Data entries for graphics
■ ■ ■ ■

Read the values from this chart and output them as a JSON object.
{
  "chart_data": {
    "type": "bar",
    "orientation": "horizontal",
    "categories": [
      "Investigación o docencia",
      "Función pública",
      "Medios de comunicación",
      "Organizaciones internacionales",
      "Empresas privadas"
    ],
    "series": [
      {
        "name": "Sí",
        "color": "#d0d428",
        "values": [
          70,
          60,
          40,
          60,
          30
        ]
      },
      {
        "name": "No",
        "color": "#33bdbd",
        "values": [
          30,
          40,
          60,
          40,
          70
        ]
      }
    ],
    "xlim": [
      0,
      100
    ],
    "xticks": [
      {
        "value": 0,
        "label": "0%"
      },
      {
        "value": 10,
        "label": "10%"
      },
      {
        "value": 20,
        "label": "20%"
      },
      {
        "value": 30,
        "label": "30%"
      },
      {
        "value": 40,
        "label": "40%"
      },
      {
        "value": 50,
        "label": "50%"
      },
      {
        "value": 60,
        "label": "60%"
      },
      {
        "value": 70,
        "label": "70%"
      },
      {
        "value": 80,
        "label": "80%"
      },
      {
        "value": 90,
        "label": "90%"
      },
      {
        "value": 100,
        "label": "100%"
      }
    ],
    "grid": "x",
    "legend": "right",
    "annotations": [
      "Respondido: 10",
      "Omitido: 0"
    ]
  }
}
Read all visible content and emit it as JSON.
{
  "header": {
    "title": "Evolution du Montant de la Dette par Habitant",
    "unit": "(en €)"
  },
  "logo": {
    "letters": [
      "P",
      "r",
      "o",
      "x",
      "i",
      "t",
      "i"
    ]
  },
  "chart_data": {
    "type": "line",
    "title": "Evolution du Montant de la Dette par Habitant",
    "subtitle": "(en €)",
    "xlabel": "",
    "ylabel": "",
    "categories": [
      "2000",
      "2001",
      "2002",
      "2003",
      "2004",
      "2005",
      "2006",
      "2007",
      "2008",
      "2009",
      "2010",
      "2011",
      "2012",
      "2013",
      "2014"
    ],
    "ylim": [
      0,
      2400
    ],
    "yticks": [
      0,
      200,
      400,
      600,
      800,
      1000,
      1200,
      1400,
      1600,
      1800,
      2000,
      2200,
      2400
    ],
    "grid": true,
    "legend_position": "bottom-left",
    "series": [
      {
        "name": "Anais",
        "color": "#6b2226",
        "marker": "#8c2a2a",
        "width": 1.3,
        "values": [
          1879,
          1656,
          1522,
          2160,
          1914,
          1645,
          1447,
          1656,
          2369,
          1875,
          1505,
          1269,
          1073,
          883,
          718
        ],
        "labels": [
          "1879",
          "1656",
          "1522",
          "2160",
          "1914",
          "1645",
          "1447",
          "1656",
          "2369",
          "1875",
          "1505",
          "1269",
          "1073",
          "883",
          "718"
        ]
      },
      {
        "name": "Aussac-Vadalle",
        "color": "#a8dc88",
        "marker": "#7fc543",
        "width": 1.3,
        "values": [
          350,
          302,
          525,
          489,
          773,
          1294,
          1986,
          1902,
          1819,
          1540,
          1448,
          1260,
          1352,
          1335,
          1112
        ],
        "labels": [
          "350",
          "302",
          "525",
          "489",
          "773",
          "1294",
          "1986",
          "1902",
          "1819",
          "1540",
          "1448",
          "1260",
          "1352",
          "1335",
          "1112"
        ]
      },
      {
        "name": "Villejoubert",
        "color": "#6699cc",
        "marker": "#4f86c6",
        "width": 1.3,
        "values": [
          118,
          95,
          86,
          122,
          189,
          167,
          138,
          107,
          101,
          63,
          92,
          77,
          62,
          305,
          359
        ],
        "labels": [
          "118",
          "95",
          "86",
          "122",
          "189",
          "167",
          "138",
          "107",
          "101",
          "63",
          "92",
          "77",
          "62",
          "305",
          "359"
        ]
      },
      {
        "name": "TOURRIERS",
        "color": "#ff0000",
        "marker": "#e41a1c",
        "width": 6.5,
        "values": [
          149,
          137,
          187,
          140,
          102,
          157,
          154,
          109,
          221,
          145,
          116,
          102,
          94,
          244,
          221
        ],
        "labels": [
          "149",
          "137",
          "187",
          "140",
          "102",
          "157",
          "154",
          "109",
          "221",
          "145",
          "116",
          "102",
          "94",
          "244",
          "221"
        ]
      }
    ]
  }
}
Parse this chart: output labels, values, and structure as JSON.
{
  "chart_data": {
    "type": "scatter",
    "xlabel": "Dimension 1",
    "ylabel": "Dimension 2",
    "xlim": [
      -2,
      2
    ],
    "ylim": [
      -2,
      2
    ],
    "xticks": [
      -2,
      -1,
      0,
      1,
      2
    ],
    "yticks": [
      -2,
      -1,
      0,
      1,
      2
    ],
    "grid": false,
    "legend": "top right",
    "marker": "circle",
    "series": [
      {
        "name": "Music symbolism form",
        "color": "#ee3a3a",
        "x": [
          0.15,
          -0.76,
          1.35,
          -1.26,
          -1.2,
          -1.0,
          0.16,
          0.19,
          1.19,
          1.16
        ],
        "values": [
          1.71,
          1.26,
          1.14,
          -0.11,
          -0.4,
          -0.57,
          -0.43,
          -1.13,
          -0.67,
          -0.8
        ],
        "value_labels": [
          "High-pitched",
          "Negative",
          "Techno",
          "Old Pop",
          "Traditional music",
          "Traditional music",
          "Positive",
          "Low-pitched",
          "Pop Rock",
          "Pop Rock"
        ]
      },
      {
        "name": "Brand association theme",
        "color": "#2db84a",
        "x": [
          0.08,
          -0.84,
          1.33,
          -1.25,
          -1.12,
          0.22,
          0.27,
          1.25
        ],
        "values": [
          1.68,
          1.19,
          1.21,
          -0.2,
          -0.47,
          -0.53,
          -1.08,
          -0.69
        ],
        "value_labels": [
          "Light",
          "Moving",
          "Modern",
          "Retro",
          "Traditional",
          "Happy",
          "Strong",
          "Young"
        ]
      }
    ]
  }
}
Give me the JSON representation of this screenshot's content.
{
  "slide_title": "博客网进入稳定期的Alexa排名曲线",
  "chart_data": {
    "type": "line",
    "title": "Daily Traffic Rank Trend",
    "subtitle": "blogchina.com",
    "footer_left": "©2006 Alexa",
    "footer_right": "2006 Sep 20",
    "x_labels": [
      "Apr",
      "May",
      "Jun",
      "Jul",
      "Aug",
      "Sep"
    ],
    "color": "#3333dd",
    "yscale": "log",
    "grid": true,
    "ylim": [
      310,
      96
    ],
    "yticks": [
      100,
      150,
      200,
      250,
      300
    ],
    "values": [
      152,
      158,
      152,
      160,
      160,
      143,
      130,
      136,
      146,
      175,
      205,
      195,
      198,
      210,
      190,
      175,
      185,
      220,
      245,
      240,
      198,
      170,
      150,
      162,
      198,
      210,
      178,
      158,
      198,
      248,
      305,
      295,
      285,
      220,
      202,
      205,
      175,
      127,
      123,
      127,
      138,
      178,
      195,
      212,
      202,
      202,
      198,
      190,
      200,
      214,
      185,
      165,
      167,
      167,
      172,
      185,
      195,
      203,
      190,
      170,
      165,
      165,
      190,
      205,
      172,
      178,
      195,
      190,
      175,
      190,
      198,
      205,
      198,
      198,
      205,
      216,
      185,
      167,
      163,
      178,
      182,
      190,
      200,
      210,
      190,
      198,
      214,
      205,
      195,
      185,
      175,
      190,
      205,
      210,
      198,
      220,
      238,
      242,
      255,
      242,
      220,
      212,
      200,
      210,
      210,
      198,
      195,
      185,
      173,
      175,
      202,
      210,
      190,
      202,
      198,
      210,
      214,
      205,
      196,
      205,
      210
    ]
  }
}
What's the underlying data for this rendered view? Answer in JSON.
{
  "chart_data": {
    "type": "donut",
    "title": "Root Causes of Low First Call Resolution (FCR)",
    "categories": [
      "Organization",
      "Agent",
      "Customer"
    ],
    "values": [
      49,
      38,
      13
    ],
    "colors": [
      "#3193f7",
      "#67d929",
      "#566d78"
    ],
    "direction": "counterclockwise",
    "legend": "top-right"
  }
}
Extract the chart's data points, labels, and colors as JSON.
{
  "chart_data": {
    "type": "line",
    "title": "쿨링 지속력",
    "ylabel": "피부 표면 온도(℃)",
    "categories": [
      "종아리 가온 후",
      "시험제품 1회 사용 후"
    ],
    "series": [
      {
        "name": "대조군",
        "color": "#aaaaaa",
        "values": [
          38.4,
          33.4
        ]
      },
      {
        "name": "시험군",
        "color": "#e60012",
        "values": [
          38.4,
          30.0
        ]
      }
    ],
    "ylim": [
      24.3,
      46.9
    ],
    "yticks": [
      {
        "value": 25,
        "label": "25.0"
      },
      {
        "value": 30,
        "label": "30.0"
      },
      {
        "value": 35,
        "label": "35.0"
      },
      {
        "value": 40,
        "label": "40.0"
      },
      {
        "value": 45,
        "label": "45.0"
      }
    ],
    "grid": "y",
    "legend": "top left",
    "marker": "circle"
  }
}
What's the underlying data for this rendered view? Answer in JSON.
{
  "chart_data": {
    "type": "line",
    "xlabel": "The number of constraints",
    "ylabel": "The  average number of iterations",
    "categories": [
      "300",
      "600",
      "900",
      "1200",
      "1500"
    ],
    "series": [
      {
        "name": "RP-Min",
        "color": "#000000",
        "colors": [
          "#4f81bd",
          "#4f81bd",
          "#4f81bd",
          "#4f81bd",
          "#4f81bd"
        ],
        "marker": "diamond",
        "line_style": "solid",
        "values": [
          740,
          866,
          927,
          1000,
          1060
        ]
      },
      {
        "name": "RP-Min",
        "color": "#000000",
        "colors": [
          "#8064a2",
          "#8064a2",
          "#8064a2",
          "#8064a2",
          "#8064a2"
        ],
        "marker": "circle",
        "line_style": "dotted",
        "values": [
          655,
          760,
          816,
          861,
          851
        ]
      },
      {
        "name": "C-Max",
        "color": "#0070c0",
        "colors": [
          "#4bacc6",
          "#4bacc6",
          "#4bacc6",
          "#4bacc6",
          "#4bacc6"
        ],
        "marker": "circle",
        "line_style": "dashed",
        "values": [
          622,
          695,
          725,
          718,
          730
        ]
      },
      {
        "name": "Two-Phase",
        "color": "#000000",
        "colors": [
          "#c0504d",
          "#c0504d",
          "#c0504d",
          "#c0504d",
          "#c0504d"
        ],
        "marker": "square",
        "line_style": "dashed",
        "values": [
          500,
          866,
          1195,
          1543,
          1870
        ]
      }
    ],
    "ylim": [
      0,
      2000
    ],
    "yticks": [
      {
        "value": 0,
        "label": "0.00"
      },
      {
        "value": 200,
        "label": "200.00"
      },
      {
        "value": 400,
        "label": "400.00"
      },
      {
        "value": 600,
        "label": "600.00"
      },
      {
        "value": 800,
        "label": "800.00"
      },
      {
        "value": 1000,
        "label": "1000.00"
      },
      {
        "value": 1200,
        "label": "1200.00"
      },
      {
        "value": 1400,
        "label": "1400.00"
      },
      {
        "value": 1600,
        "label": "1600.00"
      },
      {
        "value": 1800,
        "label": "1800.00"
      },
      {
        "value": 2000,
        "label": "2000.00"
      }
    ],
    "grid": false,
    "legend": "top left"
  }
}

■ ■ ■ ■

Problem> Show the lines that mention the word "ylabel".

Full solution>
    "ylabel": "",
    "ylabel": "Dimension 2",
    "ylabel": "피부 표면 온도(℃)",
    "ylabel": "The  average number of iterations",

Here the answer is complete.